Material for this exercise =>
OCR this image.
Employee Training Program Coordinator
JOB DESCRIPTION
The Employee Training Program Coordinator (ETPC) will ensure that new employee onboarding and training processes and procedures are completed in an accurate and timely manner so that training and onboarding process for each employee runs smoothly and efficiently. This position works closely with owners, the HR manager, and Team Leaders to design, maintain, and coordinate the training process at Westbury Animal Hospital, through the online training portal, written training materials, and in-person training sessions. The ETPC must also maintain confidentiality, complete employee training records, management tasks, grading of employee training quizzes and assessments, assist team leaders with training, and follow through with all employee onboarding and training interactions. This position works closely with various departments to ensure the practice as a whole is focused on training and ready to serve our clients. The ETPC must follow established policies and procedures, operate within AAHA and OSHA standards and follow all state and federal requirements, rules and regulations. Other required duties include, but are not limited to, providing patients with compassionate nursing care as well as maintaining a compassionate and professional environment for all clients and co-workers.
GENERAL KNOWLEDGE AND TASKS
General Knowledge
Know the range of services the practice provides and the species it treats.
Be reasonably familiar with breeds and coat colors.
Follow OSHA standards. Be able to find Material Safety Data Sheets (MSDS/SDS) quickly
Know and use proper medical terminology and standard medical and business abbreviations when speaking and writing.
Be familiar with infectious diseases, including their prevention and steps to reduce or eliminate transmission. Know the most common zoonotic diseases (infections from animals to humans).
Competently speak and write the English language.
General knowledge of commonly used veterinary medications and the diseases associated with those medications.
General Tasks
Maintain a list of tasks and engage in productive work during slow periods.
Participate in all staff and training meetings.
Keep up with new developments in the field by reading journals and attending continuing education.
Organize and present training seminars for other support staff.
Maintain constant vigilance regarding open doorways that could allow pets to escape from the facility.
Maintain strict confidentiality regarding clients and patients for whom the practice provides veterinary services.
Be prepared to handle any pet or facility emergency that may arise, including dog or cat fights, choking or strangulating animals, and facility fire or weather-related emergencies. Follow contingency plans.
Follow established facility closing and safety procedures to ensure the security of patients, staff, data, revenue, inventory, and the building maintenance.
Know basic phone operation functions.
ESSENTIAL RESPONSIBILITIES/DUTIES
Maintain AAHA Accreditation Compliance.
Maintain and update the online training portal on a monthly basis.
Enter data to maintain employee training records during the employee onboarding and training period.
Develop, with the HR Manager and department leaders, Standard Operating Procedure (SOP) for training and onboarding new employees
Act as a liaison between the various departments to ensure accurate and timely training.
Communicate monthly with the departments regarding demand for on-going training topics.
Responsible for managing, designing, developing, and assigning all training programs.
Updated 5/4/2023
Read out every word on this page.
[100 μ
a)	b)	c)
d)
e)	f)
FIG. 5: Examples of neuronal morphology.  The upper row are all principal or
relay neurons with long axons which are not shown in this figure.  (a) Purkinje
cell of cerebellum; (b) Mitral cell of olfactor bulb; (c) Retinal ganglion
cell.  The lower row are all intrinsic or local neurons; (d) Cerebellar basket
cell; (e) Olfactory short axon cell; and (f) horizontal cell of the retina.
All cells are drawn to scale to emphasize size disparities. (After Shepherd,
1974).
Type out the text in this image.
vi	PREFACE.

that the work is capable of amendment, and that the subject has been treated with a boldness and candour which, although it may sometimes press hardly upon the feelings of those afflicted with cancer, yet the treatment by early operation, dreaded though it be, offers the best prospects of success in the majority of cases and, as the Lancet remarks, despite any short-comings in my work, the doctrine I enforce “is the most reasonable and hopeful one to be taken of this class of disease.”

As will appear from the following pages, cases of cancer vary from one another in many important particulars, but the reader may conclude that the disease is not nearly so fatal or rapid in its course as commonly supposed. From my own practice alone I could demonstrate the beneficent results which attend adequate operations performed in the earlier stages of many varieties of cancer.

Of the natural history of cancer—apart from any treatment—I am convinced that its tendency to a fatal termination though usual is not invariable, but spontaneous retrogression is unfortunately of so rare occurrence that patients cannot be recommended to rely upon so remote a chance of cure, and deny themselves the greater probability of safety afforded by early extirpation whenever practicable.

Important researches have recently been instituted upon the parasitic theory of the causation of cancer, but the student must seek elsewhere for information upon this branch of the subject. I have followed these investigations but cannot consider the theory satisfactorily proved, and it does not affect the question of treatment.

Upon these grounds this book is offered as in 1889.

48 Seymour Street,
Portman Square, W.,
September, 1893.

Your goal =>
Output the whole of the material above, exactly.

Exercise solution =>
OCR this image.
Employee Training Program Coordinator
JOB DESCRIPTION
The Employee Training Program Coordinator (ETPC) will ensure that new employee onboarding and training processes and procedures are completed in an accurate and timely manner so that training and onboarding process for each employee runs smoothly and efficiently. This position works closely with owners, the HR manager, and Team Leaders to design, maintain, and coordinate the training process at Westbury Animal Hospital, through the online training portal, written training materials, and in-person training sessions. The ETPC must also maintain confidentiality, complete employee training records, management tasks, grading of employee training quizzes and assessments, assist team leaders with training, and follow through with all employee onboarding and training interactions. This position works closely with various departments to ensure the practice as a whole is focused on training and ready to serve our clients. The ETPC must follow established policies and procedures, operate within AAHA and OSHA standards and follow all state and federal requirements, rules and regulations. Other required duties include, but are not limited to, providing patients with compassionate nursing care as well as maintaining a compassionate and professional environment for all clients and co-workers.
GENERAL KNOWLEDGE AND TASKS
General Knowledge
Know the range of services the practice provides and the species it treats.
Be reasonably familiar with breeds and coat colors.
Follow OSHA standards. Be able to find Material Safety Data Sheets (MSDS/SDS) quickly
Know and use proper medical terminology and standard medical and business abbreviations when speaking and writing.
Be familiar with infectious diseases, including their prevention and steps to reduce or eliminate transmission. Know the most common zoonotic diseases (infections from animals to humans).
Competently speak and write the English language.
General knowledge of commonly used veterinary medications and the diseases associated with those medications.
General Tasks
Maintain a list of tasks and engage in productive work during slow periods.
Participate in all staff and training meetings.
Keep up with new developments in the field by reading journals and attending continuing education.
Organize and present training seminars for other support staff.
Maintain constant vigilance regarding open doorways that could allow pets to escape from the facility.
Maintain strict confidentiality regarding clients and patients for whom the practice provides veterinary services.
Be prepared to handle any pet or facility emergency that may arise, including dog or cat fights, choking or strangulating animals, and facility fire or weather-related emergencies. Follow contingency plans.
Follow established facility closing and safety procedures to ensure the security of patients, staff, data, revenue, inventory, and the building maintenance.
Know basic phone operation functions.
ESSENTIAL RESPONSIBILITIES/DUTIES
Maintain AAHA Accreditation Compliance.
Maintain and update the online training portal on a monthly basis.
Enter data to maintain employee training records during the employee onboarding and training period.
Develop, with the HR Manager and department leaders, Standard Operating Procedure (SOP) for training and onboarding new employees
Act as a liaison between the various departments to ensure accurate and timely training.
Communicate monthly with the departments regarding demand for on-going training topics.
Responsible for managing, designing, developing, and assigning all training programs.
Updated 5/4/2023
Read out every word on this page.
[100 μ
a)	b)	c)
d)
e)	f)
FIG. 5: Examples of neuronal morphology.  The upper row are all principal or
relay neurons with long axons which are not shown in this figure.  (a) Purkinje
cell of cerebellum; (b) Mitral cell of olfactor bulb; (c) Retinal ganglion
cell.  The lower row are all intrinsic or local neurons; (d) Cerebellar basket
cell; (e) Olfactory short axon cell; and (f) horizontal cell of the retina.
All cells are drawn to scale to emphasize size disparities. (After Shepherd,
1974).
Type out the text in this image.
vi	PREFACE.

that the work is capable of amendment, and that the subject has been treated with a boldness and candour which, although it may sometimes press hardly upon the feelings of those afflicted with cancer, yet the treatment by early operation, dreaded though it be, offers the best prospects of success in the majority of cases and, as the Lancet remarks, despite any short-comings in my work, the doctrine I enforce “is the most reasonable and hopeful one to be taken of this class of disease.”

As will appear from the following pages, cases of cancer vary from one another in many important particulars, but the reader may conclude that the disease is not nearly so fatal or rapid in its course as commonly supposed. From my own practice alone I could demonstrate the beneficent results which attend adequate operations performed in the earlier stages of many varieties of cancer.

Of the natural history of cancer—apart from any treatment—I am convinced that its tendency to a fatal termination though usual is not invariable, but spontaneous retrogression is unfortunately of so rare occurrence that patients cannot be recommended to rely upon so remote a chance of cure, and deny themselves the greater probability of safety afforded by early extirpation whenever practicable.

Important researches have recently been instituted upon the parasitic theory of the causation of cancer, but the student must seek elsewhere for information upon this branch of the subject. I have followed these investigations but cannot consider the theory satisfactorily proved, and it does not affect the question of treatment.

Upon these grounds this book is offered as in 1889.

48 Seymour Street,
Portman Square, W.,
September, 1893.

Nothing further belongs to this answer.